Texto:
__________
La posibilidad de lo público

Ya lo señalaba Jane Jacobs en Life and Death of Great American Cities: el éxito del espacio público en tanto lugar significativo para una comunidad deriva de la multiplicidad de usos a sus alrededores. Esto quiere decir que el espacio por sí mismo poco puede hacer para congregar gente: es necesario, además, generar programas variados para proveerlo de transeúntes: el espacio, para que sea plural, requiere pluralidad de habitantes.
Por su parte, en Public and Private Spaces of the City, Ali Madanipour hace un recuento histórico del significado que el espacio público ha tenido en el desarrollo de las ciudades occidentales. Para el autor, no cabe duda que la función histórica de las plazas y calles de una ciudad responde a una necesidad colectiva de comunicación y de comercio. En la plaza antigua nos enfrentamos con el otro al tiempo que compramos, a un otro otro, lo que necesitamos para nuestra vida privada. La conclusión es la misma que la de Jacobs: es la suma de otros la que le da sentido a lo público, a lo que es de todos.
Sin embargo, la posmodernidad presenta un panorama que se antoja radicalmente distinto, y a veces hasta contrario, a estos usos. Por un lado, el surgimiento de los mercados globales y las empresas transnacionales, que a partir de acaparar el discurso comercial a través del marketing y alejar al ciudadano de a pie de los procesos de producción y distribución de los productos que venden, han roto esa pieza fundamental de las relaciones ciudadanas en las que un individuo le compra algo a otro individuo, suplantándolo por una empresa sin cara que provee servicios. Por el otro, el surgimiento de los medios de comunicación masivos, que permiten a las personas compartir información a distancia, ha terminado con la necesidad real de tener que salir a la calle, a lo público, para estar enterados de lo que sucede en el mundo que nos rodea.
Ante este panorama, Madanipour reconoce una desespacialización de la esfera pública de las ciudades, que en vez de su espacio real, aquel de tres dimensiones, recurren a los medios digitales para transmitir sus discursos. Asimismo, al corporativismo al cual estamos sujetos le conviene la negación de lo otro para que su negocio sea rentable. Es una ecuación sencilla: mientras mayor sea la preponderancia en una rama de comercio, mayor margen de ganancias habrá.
La traducción urbana y arquitectónica de estos dos fenómenos es, por un lado, una pérdida de interés (y por lo tanto de significado) de los espacios públicos; y por el otro, la aparición y apropiación de espacios privados de comercio que se antojan públicos, aunque su objetivo sea radicalmente lo contrario. Y es que mientras la plaza pública admite distintos discursos y deviene más viva mientras más plural; la plaza privada pretende ser un modelo replicable, controlado y cuyo principal interés es el desarrollo de capital. Pero entonces surge una pregunta: ante estas dos premisas, ¿es posible generar espacio público —aquel de plazas y kioskos que tanto nos gustan,— en la actualidad?
__________
Consignas:
1/ Enumera las personas y las obras que el texto sobre el espacio público cita por su nombre.
2/ Por favor, transcribe sin cambios el pasaje del texto sobre el espacio público que comienza con las palabras "Ante este panorama, Madanipour" y termina tras "de ganancias habrá.".

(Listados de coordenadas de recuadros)
__________
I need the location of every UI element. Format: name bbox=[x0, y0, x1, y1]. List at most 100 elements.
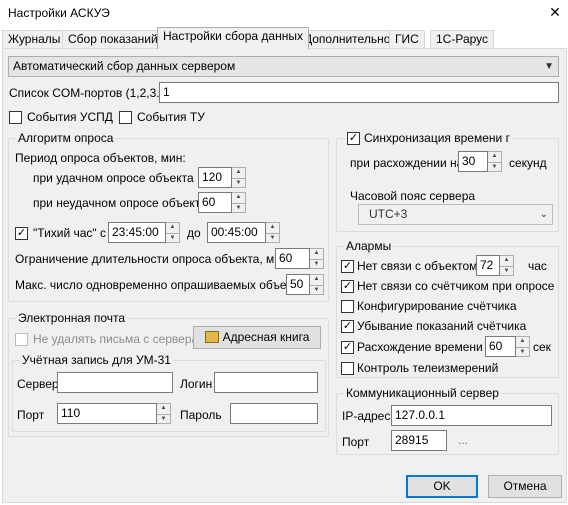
max-parallel-input[interactable]: 50 bbox=[286, 274, 310, 295]
spin-down-icon[interactable]: ▼ bbox=[516, 346, 529, 357]
readings-decrease-label: Убывание показаний счётчика bbox=[357, 319, 527, 333]
uspd-events-label: События УСПД bbox=[27, 110, 113, 124]
timezone-select[interactable]: UTC+3 ⌄ bbox=[358, 204, 553, 225]
spin-down-icon[interactable]: ▼ bbox=[266, 232, 279, 243]
duration-limit-input[interactable]: 60 bbox=[275, 248, 310, 269]
address-book-icon bbox=[204, 331, 219, 343]
spin-down-icon[interactable]: ▼ bbox=[166, 232, 179, 243]
telemetry-checkbox[interactable] bbox=[341, 362, 354, 375]
spin-down-icon[interactable]: ▼ bbox=[232, 177, 245, 188]
quiet-to-input[interactable]: 00:45:00 bbox=[207, 222, 266, 243]
login-input[interactable] bbox=[214, 372, 318, 393]
poll-success-input[interactable]: 120 bbox=[198, 167, 232, 188]
time-diff-input[interactable]: 60 bbox=[485, 336, 516, 357]
account-group-title: Учётная запись для УМ-31 bbox=[20, 353, 173, 367]
port-label: Порт bbox=[17, 408, 45, 422]
chevron-down-icon: ▼ bbox=[544, 61, 554, 72]
tab-readings[interactable]: Сбор показаний bbox=[62, 30, 164, 49]
spin-up-icon[interactable]: ▲ bbox=[232, 193, 245, 203]
poll-fail-label: при неудачном опросе объекта bbox=[33, 196, 207, 210]
comm-server-title: Коммуникационный сервер bbox=[344, 386, 501, 400]
tu-events-label: События ТУ bbox=[137, 110, 205, 124]
uspd-events-checkbox[interactable] bbox=[9, 111, 22, 124]
time-diff-unit: сек bbox=[533, 340, 551, 354]
tab-additional[interactable]: Дополнительно bbox=[298, 30, 397, 49]
tab-gis[interactable]: ГИС bbox=[389, 30, 425, 49]
alarms-group-title: Алармы bbox=[344, 239, 394, 253]
com-ports-label: Список COM-портов (1,2,3...) bbox=[9, 86, 171, 100]
poll-fail-input[interactable]: 60 bbox=[198, 192, 232, 213]
spin-up-icon[interactable]: ▲ bbox=[488, 152, 501, 162]
spin-up-icon[interactable]: ▲ bbox=[500, 256, 513, 266]
time-sync-checkbox[interactable]: ✓ bbox=[347, 132, 360, 145]
ip-label: IP-адрес bbox=[342, 409, 391, 423]
close-icon[interactable]: ✕ bbox=[547, 4, 563, 20]
meter-config-checkbox[interactable] bbox=[341, 300, 354, 313]
quiet-to-spinner[interactable]: ▲ ▼ bbox=[266, 222, 280, 243]
spin-down-icon[interactable]: ▼ bbox=[500, 265, 513, 276]
cancel-button[interactable]: Отмена bbox=[488, 475, 562, 498]
tab-bar: Журналы Сбор показаний Настройки сбора д… bbox=[0, 27, 568, 49]
poll-success-spinner[interactable]: ▲ ▼ bbox=[232, 167, 246, 188]
quiet-from-input[interactable]: 23:45:00 bbox=[108, 222, 166, 243]
tu-events-checkbox[interactable] bbox=[119, 111, 132, 124]
time-mismatch-spinner[interactable]: ▲ ▼ bbox=[488, 151, 502, 172]
duration-limit-spinner[interactable]: ▲ ▼ bbox=[310, 248, 324, 269]
readings-decrease-checkbox[interactable]: ✓ bbox=[341, 320, 354, 333]
spin-up-icon[interactable]: ▲ bbox=[310, 275, 323, 285]
comm-port-input[interactable]: 28915 bbox=[391, 430, 447, 451]
spin-down-icon[interactable]: ▼ bbox=[157, 413, 170, 424]
no-link-object-unit: час bbox=[528, 259, 547, 273]
quiet-hour-checkbox[interactable]: ✓ bbox=[15, 227, 28, 240]
meter-config-label: Конфигурирование счётчика bbox=[357, 299, 517, 313]
timezone-label: Часовой пояс сервера bbox=[350, 189, 476, 203]
time-diff-spinner[interactable]: ▲ ▼ bbox=[516, 336, 530, 357]
server-input[interactable] bbox=[57, 372, 173, 393]
no-link-object-checkbox[interactable]: ✓ bbox=[341, 260, 354, 273]
login-label: Логин bbox=[180, 377, 213, 391]
quiet-to-label: до bbox=[187, 226, 201, 240]
chevron-down-icon: ⌄ bbox=[539, 209, 548, 220]
port-spinner[interactable]: ▲ ▼ bbox=[157, 403, 171, 424]
time-mismatch-input[interactable]: 30 bbox=[458, 151, 488, 172]
spin-down-icon[interactable]: ▼ bbox=[232, 202, 245, 213]
address-book-button[interactable]: Адресная книга bbox=[193, 326, 321, 349]
time-mismatch-unit: секунд bbox=[509, 156, 547, 170]
spin-up-icon[interactable]: ▲ bbox=[516, 337, 529, 347]
spin-down-icon[interactable]: ▼ bbox=[310, 284, 323, 295]
polling-group-title: Алгоритм опроса bbox=[16, 131, 116, 145]
poll-fail-spinner[interactable]: ▲ ▼ bbox=[232, 192, 246, 213]
spin-up-icon[interactable]: ▲ bbox=[232, 168, 245, 178]
telemetry-label: Контроль телеизмерений bbox=[357, 361, 499, 375]
spin-down-icon[interactable]: ▼ bbox=[488, 161, 501, 172]
no-link-meter-checkbox[interactable]: ✓ bbox=[341, 280, 354, 293]
no-link-meter-label: Нет связи со счётчиком при опросе bbox=[357, 279, 555, 293]
time-diff-checkbox[interactable]: ✓ bbox=[341, 341, 354, 354]
com-ports-input[interactable]: 1 bbox=[159, 82, 559, 103]
ok-button[interactable]: OK bbox=[406, 475, 478, 498]
ip-input[interactable]: 127.0.0.1 bbox=[391, 405, 552, 426]
quiet-hour-label: "Тихий час" с bbox=[33, 226, 107, 240]
max-parallel-spinner[interactable]: ▲ ▼ bbox=[310, 274, 324, 295]
spin-up-icon[interactable]: ▲ bbox=[310, 249, 323, 259]
tab-collection-settings[interactable]: Настройки сбора данных bbox=[157, 27, 309, 49]
email-group-title: Электронная почта bbox=[16, 311, 128, 325]
tab-1c-rarus[interactable]: 1С-Рарус bbox=[430, 30, 495, 49]
max-parallel-label: Макс. число одновременно опрашиваемых об… bbox=[15, 278, 311, 292]
spin-down-icon[interactable]: ▼ bbox=[310, 258, 323, 269]
no-link-object-input[interactable]: 72 bbox=[476, 255, 500, 276]
spin-up-icon[interactable]: ▲ bbox=[166, 223, 179, 233]
no-link-object-spinner[interactable]: ▲ ▼ bbox=[500, 255, 514, 276]
password-input[interactable] bbox=[230, 403, 318, 424]
comm-port-more[interactable]: ... bbox=[458, 433, 468, 447]
quiet-from-spinner[interactable]: ▲ ▼ bbox=[166, 222, 180, 243]
spin-up-icon[interactable]: ▲ bbox=[157, 404, 170, 414]
keep-letters-checkbox[interactable] bbox=[15, 333, 28, 346]
poll-success-label: при удачном опросе объекта bbox=[33, 171, 194, 185]
port-input[interactable]: 110 bbox=[57, 403, 157, 424]
spin-up-icon[interactable]: ▲ bbox=[266, 223, 279, 233]
collection-mode-select[interactable]: Автоматический сбор данных сервером ▼ bbox=[8, 56, 559, 77]
poll-period-label: Период опроса объектов, мин: bbox=[15, 151, 186, 165]
timezone-value: UTC+3 bbox=[369, 207, 408, 221]
tab-journals[interactable]: Журналы bbox=[2, 30, 67, 49]
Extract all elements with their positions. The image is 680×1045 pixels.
__________
Respuestas por tarea:
1/ Jane Jacobs; Life and Death of Great American Cities; Ali Madanipour; Public and Private Spaces of the City

2/
Ante este panorama, Madanipour reconoce una desespacialización de la esfera pública de las ciudades, que en vez de su espacio real, aquel de tres dimensiones, recurren a los medios digitales para transmitir sus discursos. Asimismo, al corporativismo al cual estamos sujetos le conviene la negación de lo otro para que su negocio sea rentable. Es una ecuación sencilla: mientras mayor sea la preponderancia en una rama de comercio, mayor margen de ganancias habrá.